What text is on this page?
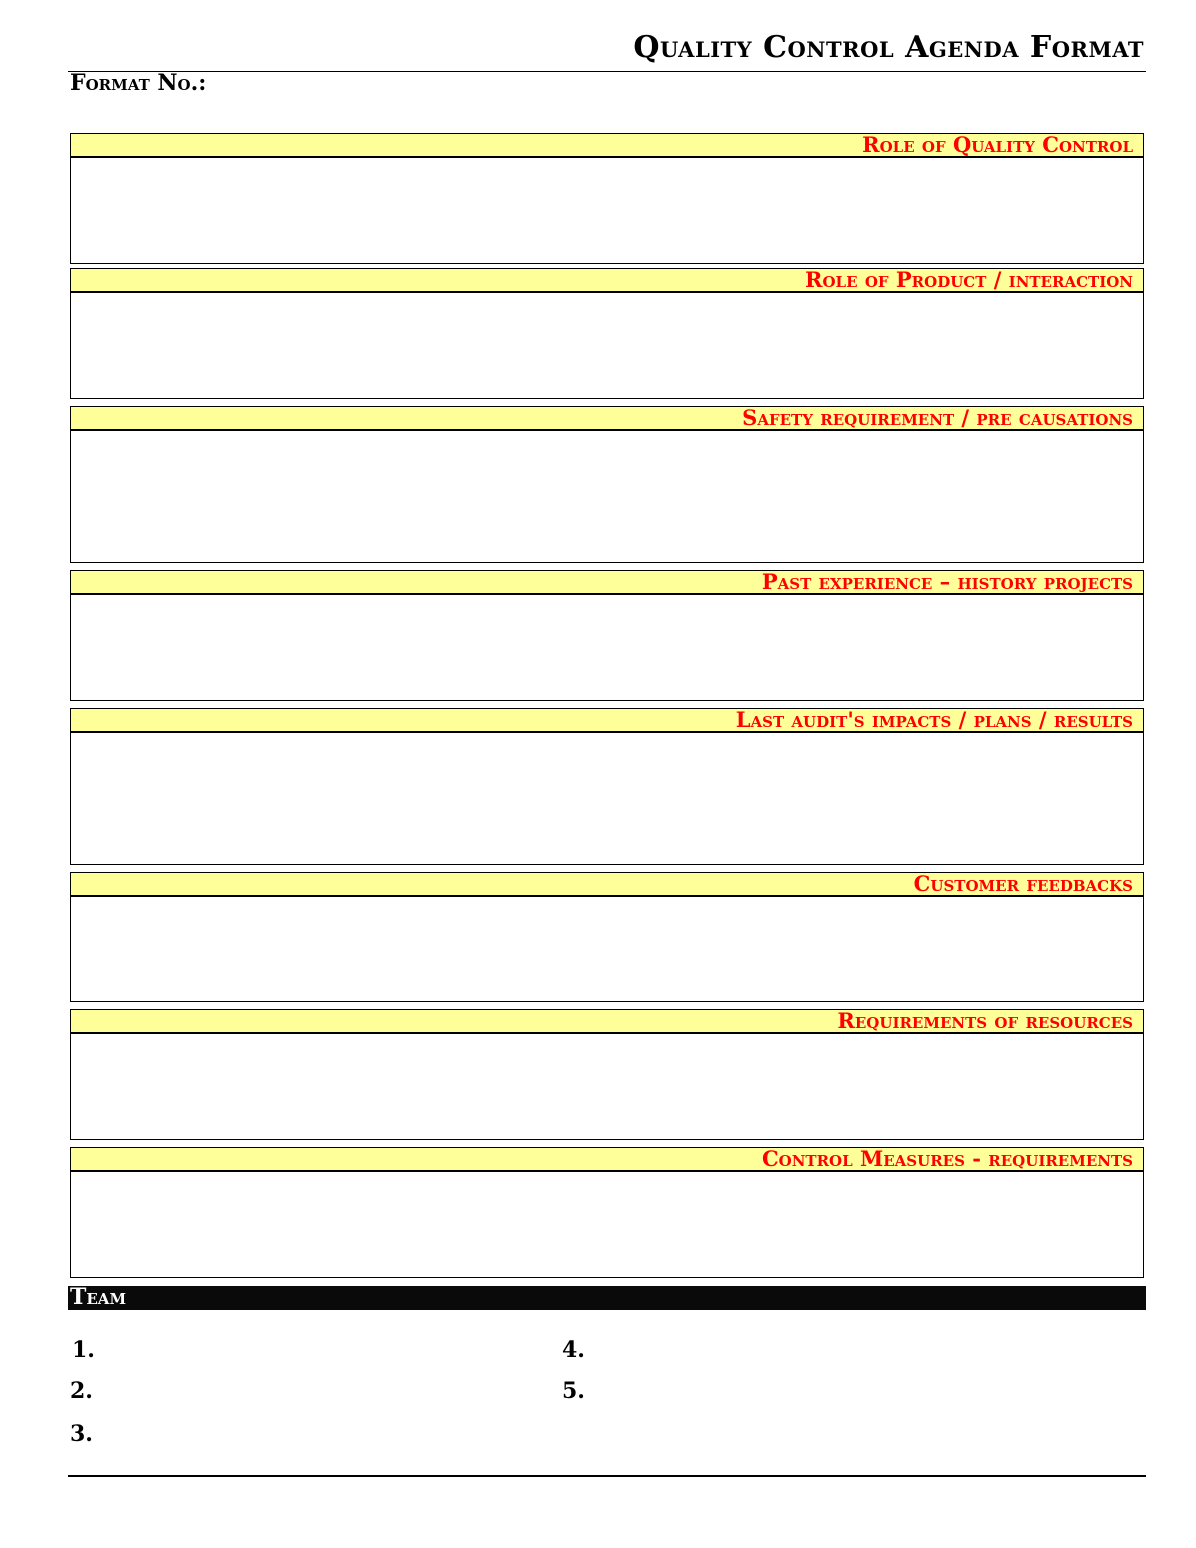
Quality Control Agenda Format
Format No.:
Role of Quality Control
Role of Product / interaction
Safety requirement / pre causations
Past experience – history projects
Last audit's impacts / plans / results
Customer feedbacks
Requirements of resources
Control Measures - requirements
Team
1.
2.
3.
4.
5.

## What is required
Pick out each line above that includes "Role" and show it.

## Task solution
Role of Quality Control
Role of Product / interaction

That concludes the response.